§ **Rows**
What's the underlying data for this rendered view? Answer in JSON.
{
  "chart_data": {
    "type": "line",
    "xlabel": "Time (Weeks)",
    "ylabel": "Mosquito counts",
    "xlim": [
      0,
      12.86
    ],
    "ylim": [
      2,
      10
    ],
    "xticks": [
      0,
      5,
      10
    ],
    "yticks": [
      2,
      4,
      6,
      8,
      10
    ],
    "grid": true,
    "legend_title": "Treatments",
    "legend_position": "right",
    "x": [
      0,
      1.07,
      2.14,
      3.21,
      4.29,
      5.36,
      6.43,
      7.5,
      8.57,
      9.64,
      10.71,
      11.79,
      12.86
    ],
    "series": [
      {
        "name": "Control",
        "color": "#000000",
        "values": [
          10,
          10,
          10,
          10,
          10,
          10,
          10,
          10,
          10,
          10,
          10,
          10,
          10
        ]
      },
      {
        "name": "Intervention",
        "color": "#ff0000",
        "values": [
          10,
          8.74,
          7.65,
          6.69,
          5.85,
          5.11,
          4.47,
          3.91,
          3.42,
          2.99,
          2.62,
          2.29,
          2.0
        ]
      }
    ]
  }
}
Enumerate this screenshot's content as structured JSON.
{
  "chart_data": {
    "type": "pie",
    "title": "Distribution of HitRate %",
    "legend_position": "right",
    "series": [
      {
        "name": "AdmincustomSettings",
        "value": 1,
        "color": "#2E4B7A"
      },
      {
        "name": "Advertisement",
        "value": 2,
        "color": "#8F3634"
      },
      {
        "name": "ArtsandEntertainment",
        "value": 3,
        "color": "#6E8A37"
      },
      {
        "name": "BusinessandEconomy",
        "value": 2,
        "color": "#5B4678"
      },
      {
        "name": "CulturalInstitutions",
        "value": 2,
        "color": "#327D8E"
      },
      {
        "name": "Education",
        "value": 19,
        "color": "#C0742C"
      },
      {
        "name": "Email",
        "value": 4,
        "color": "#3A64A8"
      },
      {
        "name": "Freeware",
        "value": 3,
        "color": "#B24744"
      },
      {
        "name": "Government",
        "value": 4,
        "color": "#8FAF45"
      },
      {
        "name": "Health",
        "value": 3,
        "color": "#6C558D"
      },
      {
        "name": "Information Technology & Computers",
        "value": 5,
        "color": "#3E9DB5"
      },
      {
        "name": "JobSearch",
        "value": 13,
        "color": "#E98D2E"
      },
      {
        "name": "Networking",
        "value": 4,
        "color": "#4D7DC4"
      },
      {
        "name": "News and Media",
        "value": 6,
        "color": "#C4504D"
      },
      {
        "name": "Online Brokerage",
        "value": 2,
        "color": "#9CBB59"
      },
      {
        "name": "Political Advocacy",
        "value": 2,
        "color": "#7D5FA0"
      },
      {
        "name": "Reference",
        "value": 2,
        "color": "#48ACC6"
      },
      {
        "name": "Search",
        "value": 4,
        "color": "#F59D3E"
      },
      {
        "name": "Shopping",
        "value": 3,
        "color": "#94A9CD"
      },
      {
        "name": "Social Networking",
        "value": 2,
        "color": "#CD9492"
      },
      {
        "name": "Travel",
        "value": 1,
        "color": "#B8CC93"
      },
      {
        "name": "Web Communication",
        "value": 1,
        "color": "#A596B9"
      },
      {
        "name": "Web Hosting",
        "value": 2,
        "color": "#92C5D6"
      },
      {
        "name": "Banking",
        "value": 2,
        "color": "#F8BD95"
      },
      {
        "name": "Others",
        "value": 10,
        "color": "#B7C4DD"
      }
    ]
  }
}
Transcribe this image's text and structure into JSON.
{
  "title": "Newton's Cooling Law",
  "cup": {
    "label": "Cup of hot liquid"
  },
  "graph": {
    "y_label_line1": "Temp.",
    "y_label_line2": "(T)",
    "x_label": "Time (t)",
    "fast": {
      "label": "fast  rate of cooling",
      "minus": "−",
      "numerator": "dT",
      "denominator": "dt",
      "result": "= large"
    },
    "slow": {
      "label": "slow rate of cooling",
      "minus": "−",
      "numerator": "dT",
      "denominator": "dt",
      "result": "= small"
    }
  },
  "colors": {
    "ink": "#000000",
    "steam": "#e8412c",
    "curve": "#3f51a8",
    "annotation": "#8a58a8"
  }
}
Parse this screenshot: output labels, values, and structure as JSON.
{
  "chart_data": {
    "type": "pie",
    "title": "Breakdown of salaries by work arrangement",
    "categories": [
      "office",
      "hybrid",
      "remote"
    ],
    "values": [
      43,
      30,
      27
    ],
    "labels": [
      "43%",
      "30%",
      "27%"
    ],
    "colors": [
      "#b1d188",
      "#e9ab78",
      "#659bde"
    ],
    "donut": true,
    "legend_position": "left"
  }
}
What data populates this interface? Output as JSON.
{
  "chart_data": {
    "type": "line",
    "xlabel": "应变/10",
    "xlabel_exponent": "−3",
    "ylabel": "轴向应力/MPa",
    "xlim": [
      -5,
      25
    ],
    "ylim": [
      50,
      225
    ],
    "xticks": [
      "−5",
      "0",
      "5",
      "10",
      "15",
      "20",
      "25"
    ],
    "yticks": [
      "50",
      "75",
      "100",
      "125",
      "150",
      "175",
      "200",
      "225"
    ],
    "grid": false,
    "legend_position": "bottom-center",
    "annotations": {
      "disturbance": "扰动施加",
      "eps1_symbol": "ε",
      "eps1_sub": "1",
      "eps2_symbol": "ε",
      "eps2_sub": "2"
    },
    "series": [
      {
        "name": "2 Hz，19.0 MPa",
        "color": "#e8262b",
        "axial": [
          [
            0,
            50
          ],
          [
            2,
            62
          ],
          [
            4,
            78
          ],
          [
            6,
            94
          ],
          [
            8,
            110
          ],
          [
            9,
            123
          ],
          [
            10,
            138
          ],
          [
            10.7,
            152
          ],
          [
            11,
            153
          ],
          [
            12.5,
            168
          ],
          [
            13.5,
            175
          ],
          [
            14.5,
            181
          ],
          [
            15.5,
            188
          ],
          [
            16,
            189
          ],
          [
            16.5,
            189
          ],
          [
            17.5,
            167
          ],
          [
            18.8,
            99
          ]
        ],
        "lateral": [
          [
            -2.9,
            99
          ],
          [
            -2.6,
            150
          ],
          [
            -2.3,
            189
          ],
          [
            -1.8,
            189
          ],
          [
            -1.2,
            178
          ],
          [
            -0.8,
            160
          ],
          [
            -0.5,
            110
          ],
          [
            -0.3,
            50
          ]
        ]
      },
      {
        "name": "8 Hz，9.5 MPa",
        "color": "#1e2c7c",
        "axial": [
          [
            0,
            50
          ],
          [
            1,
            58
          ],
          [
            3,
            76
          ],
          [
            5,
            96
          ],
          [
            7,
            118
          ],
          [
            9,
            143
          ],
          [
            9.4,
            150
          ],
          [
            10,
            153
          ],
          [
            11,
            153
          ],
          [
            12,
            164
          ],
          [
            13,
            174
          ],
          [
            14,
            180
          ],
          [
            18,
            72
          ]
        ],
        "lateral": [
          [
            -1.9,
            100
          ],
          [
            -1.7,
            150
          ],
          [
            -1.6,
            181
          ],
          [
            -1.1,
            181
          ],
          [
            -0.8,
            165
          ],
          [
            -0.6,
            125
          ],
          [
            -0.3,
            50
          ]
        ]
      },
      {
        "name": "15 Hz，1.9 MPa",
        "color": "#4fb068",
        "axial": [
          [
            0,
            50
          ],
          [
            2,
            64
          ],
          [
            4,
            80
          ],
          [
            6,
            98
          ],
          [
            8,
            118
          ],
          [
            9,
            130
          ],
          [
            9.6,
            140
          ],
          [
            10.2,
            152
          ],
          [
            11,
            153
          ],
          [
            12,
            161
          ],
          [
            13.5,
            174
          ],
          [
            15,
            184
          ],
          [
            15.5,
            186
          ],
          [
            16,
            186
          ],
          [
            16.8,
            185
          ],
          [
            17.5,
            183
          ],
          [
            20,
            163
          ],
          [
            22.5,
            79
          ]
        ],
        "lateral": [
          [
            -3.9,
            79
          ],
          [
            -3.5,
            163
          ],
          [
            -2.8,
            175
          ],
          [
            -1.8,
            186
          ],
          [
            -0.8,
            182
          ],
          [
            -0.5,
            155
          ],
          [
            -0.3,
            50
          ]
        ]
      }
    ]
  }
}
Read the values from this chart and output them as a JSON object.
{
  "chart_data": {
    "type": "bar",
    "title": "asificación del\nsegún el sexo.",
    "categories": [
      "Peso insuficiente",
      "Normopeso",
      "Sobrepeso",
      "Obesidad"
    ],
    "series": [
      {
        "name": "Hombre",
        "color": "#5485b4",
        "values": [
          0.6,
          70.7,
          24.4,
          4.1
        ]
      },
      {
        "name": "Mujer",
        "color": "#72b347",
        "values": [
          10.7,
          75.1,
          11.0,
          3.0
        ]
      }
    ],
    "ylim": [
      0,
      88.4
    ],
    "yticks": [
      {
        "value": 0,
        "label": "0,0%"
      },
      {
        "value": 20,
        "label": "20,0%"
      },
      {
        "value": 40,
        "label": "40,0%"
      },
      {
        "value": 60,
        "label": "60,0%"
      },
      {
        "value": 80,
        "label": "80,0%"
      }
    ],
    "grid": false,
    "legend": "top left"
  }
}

§ **Task objective**
Find every line in the records above that contains the word "screenshot", and copy each one.

§ **Full solution**
Enumerate this screenshot's content as structured JSON.
Parse this screenshot: output labels, values, and structure as JSON.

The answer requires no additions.